Excerpt from a dataset:
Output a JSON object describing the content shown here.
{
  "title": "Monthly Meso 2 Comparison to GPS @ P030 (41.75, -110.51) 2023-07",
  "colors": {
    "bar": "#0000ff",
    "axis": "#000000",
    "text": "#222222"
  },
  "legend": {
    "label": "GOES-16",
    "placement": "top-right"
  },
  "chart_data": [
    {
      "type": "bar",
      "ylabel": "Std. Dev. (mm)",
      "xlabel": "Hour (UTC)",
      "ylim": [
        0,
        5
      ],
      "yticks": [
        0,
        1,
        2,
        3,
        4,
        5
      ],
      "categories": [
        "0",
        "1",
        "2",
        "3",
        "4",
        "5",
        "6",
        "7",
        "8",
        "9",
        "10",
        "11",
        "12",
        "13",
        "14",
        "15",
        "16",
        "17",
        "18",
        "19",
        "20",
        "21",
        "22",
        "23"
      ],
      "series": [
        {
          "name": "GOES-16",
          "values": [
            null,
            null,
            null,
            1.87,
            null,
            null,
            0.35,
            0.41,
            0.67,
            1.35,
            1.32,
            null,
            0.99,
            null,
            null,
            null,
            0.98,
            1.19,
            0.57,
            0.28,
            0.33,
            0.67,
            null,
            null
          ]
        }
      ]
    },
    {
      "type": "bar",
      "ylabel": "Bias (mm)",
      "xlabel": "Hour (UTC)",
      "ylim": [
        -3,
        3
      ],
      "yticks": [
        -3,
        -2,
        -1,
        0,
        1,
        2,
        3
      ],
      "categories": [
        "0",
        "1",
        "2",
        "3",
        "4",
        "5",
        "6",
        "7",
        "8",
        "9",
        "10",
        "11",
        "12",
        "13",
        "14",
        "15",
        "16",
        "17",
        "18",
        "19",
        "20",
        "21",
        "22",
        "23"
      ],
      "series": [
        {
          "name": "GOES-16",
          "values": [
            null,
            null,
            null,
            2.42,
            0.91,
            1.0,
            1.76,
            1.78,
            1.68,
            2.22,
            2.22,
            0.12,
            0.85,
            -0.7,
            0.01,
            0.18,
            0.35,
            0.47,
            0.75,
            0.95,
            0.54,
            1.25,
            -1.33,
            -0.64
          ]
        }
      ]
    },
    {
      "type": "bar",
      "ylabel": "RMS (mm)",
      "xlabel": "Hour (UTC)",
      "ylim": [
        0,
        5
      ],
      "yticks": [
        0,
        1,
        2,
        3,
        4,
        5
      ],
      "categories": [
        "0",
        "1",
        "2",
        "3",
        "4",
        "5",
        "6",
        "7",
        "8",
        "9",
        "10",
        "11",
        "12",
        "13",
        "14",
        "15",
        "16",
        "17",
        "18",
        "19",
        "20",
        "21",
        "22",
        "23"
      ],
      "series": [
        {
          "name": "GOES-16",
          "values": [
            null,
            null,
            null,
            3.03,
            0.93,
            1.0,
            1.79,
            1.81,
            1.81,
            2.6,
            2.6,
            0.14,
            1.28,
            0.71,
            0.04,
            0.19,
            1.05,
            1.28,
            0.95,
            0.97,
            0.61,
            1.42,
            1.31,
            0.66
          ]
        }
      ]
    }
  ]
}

■ **INSTRUCTION**: Without omitting anything, output the entries exactly.

■ **ANSWER TO THE EXERCISE**:
Output a JSON object describing the content shown here.
{
  "title": "Monthly Meso 2 Comparison to GPS @ P030 (41.75, -110.51) 2023-07",
  "colors": {
    "bar": "#0000ff",
    "axis": "#000000",
    "text": "#222222"
  },
  "legend": {
    "label": "GOES-16",
    "placement": "top-right"
  },
  "chart_data": [
    {
      "type": "bar",
      "ylabel": "Std. Dev. (mm)",
      "xlabel": "Hour (UTC)",
      "ylim": [
        0,
        5
      ],
      "yticks": [
        0,
        1,
        2,
        3,
        4,
        5
      ],
      "categories": [
        "0",
        "1",
        "2",
        "3",
        "4",
        "5",
        "6",
        "7",
        "8",
        "9",
        "10",
        "11",
        "12",
        "13",
        "14",
        "15",
        "16",
        "17",
        "18",
        "19",
        "20",
        "21",
        "22",
        "23"
      ],
      "series": [
        {
          "name": "GOES-16",
          "values": [
            null,
            null,
            null,
            1.87,
            null,
            null,
            0.35,
            0.41,
            0.67,
            1.35,
            1.32,
            null,
            0.99,
            null,
            null,
            null,
            0.98,
            1.19,
            0.57,
            0.28,
            0.33,
            0.67,
            null,
            null
          ]
        }
      ]
    },
    {
      "type": "bar",
      "ylabel": "Bias (mm)",
      "xlabel": "Hour (UTC)",
      "ylim": [
        -3,
        3
      ],
      "yticks": [
        -3,
        -2,
        -1,
        0,
        1,
        2,
        3
      ],
      "categories": [
        "0",
        "1",
        "2",
        "3",
        "4",
        "5",
        "6",
        "7",
        "8",
        "9",
        "10",
        "11",
        "12",
        "13",
        "14",
        "15",
        "16",
        "17",
        "18",
        "19",
        "20",
        "21",
        "22",
        "23"
      ],
      "series": [
        {
          "name": "GOES-16",
          "values": [
            null,
            null,
            null,
            2.42,
            0.91,
            1.0,
            1.76,
            1.78,
            1.68,
            2.22,
            2.22,
            0.12,
            0.85,
            -0.7,
            0.01,
            0.18,
            0.35,
            0.47,
            0.75,
            0.95,
            0.54,
            1.25,
            -1.33,
            -0.64
          ]
        }
      ]
    },
    {
      "type": "bar",
      "ylabel": "RMS (mm)",
      "xlabel": "Hour (UTC)",
      "ylim": [
        0,
        5
      ],
      "yticks": [
        0,
        1,
        2,
        3,
        4,
        5
      ],
      "categories": [
        "0",
        "1",
        "2",
        "3",
        "4",
        "5",
        "6",
        "7",
        "8",
        "9",
        "10",
        "11",
        "12",
        "13",
        "14",
        "15",
        "16",
        "17",
        "18",
        "19",
        "20",
        "21",
        "22",
        "23"
      ],
      "series": [
        {
          "name": "GOES-16",
          "values": [
            null,
            null,
            null,
            3.03,
            0.93,
            1.0,
            1.79,
            1.81,
            1.81,
            2.6,
            2.6,
            0.14,
            1.28,
            0.71,
            0.04,
            0.19,
            1.05,
            1.28,
            0.95,
            0.97,
            0.61,
            1.42,
            1.31,
            0.66
          ]
        }
      ]
    }
  ]
}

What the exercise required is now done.